Input records:

━━━━━━━━━━━━━━━━

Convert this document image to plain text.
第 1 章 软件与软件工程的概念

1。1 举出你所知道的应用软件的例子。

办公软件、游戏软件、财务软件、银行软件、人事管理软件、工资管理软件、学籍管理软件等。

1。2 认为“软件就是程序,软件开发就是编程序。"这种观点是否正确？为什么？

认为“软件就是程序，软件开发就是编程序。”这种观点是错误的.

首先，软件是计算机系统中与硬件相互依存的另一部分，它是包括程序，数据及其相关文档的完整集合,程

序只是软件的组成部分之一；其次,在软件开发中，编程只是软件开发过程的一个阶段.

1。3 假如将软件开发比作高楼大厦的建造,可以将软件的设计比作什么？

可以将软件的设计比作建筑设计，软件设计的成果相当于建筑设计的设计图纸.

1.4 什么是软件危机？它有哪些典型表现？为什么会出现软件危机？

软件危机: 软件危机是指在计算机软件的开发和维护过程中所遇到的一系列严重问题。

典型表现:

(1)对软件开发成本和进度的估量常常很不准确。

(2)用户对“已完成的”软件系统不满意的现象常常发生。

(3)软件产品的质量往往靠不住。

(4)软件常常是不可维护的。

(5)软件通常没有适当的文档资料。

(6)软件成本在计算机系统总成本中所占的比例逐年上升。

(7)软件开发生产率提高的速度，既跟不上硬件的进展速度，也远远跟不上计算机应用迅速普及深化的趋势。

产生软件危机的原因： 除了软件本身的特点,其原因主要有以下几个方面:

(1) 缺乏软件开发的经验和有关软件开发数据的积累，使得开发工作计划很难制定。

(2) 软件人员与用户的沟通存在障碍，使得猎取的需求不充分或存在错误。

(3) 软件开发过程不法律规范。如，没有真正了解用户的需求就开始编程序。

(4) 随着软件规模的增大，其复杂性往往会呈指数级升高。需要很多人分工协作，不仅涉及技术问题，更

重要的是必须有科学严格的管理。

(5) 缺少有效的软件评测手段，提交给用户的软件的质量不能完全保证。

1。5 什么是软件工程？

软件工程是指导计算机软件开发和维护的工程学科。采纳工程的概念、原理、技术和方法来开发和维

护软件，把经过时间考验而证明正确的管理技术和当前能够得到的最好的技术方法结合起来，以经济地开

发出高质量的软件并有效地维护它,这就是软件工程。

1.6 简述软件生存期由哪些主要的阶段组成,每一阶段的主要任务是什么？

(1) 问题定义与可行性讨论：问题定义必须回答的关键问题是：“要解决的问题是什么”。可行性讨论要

━━━━━━━━━━━━━━━━

Instructions to follow: Copy out each record from above, exactly.

Solution for this task:
Convert this document image to plain text.
第 1 章 软件与软件工程的概念

1。1 举出你所知道的应用软件的例子。

办公软件、游戏软件、财务软件、银行软件、人事管理软件、工资管理软件、学籍管理软件等。

1。2 认为“软件就是程序,软件开发就是编程序。"这种观点是否正确？为什么？

认为“软件就是程序，软件开发就是编程序。”这种观点是错误的.

首先，软件是计算机系统中与硬件相互依存的另一部分，它是包括程序，数据及其相关文档的完整集合,程

序只是软件的组成部分之一；其次,在软件开发中，编程只是软件开发过程的一个阶段.

1。3 假如将软件开发比作高楼大厦的建造,可以将软件的设计比作什么？

可以将软件的设计比作建筑设计，软件设计的成果相当于建筑设计的设计图纸.

1.4 什么是软件危机？它有哪些典型表现？为什么会出现软件危机？

软件危机: 软件危机是指在计算机软件的开发和维护过程中所遇到的一系列严重问题。

典型表现:

(1)对软件开发成本和进度的估量常常很不准确。

(2)用户对“已完成的”软件系统不满意的现象常常发生。

(3)软件产品的质量往往靠不住。

(4)软件常常是不可维护的。

(5)软件通常没有适当的文档资料。

(6)软件成本在计算机系统总成本中所占的比例逐年上升。

(7)软件开发生产率提高的速度，既跟不上硬件的进展速度，也远远跟不上计算机应用迅速普及深化的趋势。

产生软件危机的原因： 除了软件本身的特点,其原因主要有以下几个方面:

(1) 缺乏软件开发的经验和有关软件开发数据的积累，使得开发工作计划很难制定。

(2) 软件人员与用户的沟通存在障碍，使得猎取的需求不充分或存在错误。

(3) 软件开发过程不法律规范。如，没有真正了解用户的需求就开始编程序。

(4) 随着软件规模的增大，其复杂性往往会呈指数级升高。需要很多人分工协作，不仅涉及技术问题，更

重要的是必须有科学严格的管理。

(5) 缺少有效的软件评测手段，提交给用户的软件的质量不能完全保证。

1。5 什么是软件工程？

软件工程是指导计算机软件开发和维护的工程学科。采纳工程的概念、原理、技术和方法来开发和维

护软件，把经过时间考验而证明正确的管理技术和当前能够得到的最好的技术方法结合起来，以经济地开

发出高质量的软件并有效地维护它,这就是软件工程。

1.6 简述软件生存期由哪些主要的阶段组成,每一阶段的主要任务是什么？

(1) 问题定义与可行性讨论：问题定义必须回答的关键问题是：“要解决的问题是什么”。可行性讨论要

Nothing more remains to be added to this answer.